OBJECTIVE:
Review the listing and copy each line that holds the word "Philippines".

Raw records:
-- START --

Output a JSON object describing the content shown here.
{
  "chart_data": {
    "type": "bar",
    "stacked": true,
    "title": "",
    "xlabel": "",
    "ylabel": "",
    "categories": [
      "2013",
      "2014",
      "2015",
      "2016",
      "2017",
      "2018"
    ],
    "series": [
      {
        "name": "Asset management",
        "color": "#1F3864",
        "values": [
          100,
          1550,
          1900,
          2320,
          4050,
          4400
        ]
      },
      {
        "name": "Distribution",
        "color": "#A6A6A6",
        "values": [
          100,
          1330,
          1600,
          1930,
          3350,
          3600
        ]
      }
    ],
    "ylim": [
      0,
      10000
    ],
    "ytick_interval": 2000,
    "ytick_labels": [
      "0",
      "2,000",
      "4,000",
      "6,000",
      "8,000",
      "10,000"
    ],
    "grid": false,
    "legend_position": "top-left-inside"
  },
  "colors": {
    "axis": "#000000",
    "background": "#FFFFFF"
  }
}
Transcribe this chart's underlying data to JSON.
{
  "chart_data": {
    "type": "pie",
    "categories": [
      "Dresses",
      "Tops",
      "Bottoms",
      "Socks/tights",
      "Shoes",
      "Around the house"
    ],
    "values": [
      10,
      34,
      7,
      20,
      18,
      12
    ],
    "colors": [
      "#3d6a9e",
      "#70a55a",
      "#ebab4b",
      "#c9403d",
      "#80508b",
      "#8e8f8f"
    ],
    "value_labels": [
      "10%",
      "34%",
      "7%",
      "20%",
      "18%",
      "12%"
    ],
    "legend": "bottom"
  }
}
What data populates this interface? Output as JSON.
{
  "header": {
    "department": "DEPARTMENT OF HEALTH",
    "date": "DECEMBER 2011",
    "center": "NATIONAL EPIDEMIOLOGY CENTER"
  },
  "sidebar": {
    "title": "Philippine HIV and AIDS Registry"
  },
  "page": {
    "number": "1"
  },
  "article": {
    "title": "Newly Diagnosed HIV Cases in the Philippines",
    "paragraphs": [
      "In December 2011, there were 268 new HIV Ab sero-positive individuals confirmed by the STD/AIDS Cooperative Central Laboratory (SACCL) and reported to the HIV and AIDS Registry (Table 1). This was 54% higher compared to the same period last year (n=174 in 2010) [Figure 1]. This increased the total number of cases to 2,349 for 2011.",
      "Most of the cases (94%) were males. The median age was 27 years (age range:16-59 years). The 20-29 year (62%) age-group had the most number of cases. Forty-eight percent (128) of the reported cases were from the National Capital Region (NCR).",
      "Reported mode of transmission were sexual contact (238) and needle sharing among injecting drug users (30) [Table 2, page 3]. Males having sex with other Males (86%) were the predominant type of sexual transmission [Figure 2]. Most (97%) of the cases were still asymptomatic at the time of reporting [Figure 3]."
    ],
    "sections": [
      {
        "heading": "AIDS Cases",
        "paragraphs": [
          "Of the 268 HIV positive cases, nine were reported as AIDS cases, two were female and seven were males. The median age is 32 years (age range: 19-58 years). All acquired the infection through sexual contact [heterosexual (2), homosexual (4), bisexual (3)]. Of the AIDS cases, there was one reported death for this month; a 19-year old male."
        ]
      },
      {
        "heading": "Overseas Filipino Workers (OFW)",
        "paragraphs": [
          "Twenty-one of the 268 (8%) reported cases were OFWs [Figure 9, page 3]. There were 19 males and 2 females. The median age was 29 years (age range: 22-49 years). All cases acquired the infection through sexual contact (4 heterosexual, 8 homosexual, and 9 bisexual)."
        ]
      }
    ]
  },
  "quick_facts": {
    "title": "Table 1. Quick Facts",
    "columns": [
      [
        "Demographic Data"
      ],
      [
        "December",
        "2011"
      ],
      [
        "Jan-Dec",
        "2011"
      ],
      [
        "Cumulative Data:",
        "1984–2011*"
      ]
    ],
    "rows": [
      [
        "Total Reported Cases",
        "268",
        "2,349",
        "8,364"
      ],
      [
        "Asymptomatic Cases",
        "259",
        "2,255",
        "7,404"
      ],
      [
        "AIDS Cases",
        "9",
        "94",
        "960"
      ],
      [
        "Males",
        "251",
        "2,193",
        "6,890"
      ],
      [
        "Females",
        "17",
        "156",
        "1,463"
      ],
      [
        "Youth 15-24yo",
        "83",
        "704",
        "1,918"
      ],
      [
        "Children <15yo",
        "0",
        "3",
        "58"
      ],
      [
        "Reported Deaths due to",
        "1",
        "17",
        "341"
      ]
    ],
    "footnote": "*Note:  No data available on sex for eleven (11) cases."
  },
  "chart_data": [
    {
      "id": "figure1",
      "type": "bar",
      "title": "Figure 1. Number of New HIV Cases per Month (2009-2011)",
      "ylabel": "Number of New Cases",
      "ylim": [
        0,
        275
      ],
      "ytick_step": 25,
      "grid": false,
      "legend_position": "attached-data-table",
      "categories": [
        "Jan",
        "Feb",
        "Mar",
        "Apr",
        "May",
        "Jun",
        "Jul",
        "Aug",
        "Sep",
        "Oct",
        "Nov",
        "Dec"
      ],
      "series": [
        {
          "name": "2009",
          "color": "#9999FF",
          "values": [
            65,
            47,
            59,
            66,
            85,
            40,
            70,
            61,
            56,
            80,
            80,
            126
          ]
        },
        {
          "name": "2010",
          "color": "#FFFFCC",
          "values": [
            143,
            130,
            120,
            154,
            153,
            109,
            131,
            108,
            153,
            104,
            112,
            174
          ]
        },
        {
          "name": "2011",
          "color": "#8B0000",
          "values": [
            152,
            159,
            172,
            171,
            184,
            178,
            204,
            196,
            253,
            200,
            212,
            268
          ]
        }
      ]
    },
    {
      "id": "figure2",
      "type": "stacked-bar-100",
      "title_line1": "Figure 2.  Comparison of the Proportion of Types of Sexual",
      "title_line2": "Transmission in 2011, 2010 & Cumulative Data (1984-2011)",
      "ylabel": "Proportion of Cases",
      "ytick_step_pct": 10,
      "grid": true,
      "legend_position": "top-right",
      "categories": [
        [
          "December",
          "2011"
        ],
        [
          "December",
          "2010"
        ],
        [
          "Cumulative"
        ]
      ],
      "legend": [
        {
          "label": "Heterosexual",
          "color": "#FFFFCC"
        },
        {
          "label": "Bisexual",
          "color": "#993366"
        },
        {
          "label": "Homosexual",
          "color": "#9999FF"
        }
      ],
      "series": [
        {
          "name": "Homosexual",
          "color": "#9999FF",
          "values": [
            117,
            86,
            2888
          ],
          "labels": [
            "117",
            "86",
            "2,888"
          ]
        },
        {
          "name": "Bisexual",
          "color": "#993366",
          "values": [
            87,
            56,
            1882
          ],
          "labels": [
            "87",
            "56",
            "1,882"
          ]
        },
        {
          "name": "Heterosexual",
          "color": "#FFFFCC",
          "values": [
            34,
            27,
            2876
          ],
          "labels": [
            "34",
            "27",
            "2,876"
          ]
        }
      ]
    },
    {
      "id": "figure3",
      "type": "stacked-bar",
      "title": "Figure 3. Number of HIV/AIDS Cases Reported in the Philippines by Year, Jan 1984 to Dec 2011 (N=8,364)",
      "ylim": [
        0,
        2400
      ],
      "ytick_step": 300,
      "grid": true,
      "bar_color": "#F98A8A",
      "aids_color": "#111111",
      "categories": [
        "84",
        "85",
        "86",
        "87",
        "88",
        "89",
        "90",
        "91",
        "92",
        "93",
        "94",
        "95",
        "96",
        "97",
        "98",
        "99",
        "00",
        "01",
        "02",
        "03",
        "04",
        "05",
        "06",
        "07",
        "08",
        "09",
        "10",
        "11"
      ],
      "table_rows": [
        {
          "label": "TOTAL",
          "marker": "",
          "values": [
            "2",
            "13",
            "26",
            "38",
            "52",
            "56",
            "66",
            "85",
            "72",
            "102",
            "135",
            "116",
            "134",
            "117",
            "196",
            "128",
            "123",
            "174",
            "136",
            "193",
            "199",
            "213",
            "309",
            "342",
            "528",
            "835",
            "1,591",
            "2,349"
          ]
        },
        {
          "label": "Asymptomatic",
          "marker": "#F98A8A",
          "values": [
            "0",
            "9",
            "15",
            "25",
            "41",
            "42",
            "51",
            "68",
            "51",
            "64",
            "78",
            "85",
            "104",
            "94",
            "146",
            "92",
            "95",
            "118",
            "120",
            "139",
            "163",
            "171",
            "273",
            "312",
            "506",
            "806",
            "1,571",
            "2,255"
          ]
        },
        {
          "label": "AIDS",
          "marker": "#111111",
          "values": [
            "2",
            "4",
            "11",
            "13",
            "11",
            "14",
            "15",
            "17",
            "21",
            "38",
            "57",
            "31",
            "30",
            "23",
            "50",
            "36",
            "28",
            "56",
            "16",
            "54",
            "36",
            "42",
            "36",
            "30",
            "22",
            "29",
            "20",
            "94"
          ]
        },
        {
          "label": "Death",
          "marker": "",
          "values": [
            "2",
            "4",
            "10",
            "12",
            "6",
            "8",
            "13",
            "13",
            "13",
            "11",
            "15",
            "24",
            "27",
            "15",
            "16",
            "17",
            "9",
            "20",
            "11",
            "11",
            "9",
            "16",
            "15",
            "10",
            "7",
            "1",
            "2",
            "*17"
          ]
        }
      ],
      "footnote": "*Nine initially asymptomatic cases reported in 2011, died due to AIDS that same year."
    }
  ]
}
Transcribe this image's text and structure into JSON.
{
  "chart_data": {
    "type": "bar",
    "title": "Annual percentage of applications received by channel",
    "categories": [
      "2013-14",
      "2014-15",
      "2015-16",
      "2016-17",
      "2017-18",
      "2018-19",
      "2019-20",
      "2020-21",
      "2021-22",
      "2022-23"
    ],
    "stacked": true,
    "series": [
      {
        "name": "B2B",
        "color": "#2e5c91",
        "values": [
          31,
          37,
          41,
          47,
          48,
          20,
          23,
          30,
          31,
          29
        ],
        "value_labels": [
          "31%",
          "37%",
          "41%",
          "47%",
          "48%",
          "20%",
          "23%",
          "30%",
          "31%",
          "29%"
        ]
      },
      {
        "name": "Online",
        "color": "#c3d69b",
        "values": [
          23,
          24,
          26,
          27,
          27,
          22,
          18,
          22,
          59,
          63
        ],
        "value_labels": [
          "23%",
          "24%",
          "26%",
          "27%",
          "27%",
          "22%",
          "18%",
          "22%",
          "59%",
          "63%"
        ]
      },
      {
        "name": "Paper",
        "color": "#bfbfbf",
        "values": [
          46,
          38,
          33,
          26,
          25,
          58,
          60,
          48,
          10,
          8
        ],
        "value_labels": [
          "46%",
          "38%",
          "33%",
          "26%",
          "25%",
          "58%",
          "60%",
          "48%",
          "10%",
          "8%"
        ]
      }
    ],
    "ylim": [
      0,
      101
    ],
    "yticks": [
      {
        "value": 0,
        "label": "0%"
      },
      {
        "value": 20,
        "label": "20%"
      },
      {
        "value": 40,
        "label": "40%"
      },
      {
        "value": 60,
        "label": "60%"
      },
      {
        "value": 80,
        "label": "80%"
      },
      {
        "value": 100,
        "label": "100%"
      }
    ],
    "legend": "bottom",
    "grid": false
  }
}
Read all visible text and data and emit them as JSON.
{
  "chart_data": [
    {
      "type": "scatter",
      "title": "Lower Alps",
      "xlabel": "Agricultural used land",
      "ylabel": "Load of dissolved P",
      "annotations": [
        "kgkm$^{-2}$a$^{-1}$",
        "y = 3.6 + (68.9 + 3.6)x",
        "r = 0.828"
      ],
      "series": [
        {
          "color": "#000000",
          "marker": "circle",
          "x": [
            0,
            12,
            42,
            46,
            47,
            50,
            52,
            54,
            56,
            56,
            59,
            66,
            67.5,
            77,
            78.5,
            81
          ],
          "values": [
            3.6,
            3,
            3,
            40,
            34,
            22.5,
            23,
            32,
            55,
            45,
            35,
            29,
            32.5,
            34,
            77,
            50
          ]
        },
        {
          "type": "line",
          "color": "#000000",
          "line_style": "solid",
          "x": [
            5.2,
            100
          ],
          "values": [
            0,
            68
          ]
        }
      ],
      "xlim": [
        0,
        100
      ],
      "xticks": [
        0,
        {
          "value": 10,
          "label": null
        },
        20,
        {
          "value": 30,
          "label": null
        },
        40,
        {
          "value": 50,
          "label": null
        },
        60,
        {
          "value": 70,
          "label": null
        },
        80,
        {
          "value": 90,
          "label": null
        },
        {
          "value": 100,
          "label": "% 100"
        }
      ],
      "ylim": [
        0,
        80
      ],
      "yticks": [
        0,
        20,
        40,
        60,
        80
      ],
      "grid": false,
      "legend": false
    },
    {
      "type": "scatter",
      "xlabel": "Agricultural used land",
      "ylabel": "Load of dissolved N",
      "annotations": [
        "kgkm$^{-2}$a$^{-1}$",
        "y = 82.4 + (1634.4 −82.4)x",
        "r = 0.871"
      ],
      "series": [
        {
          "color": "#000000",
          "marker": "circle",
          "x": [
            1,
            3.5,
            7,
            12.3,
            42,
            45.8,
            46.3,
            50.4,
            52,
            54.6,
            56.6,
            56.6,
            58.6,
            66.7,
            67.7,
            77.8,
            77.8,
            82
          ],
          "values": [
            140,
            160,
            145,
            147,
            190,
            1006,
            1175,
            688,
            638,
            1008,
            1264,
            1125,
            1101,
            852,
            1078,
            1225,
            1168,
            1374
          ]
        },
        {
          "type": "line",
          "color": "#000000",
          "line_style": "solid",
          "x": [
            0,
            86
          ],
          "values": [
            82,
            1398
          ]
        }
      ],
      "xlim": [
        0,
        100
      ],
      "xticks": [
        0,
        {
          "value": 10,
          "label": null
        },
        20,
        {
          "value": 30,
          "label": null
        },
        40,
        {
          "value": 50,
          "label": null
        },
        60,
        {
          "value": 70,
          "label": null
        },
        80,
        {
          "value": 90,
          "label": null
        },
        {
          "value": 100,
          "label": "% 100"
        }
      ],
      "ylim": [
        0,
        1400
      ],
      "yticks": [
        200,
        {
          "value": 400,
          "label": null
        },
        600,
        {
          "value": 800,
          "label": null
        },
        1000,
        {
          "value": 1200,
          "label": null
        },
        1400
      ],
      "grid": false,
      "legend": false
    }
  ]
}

-- END --

WRITTEN SOLUTION:
    "title": "Newly Diagnosed HIV Cases in the Philippines",
      "title": "Figure 3. Number of HIV/AIDS Cases Reported in the Philippines by Year, Jan 1984 to Dec 2011 (N=8,364)",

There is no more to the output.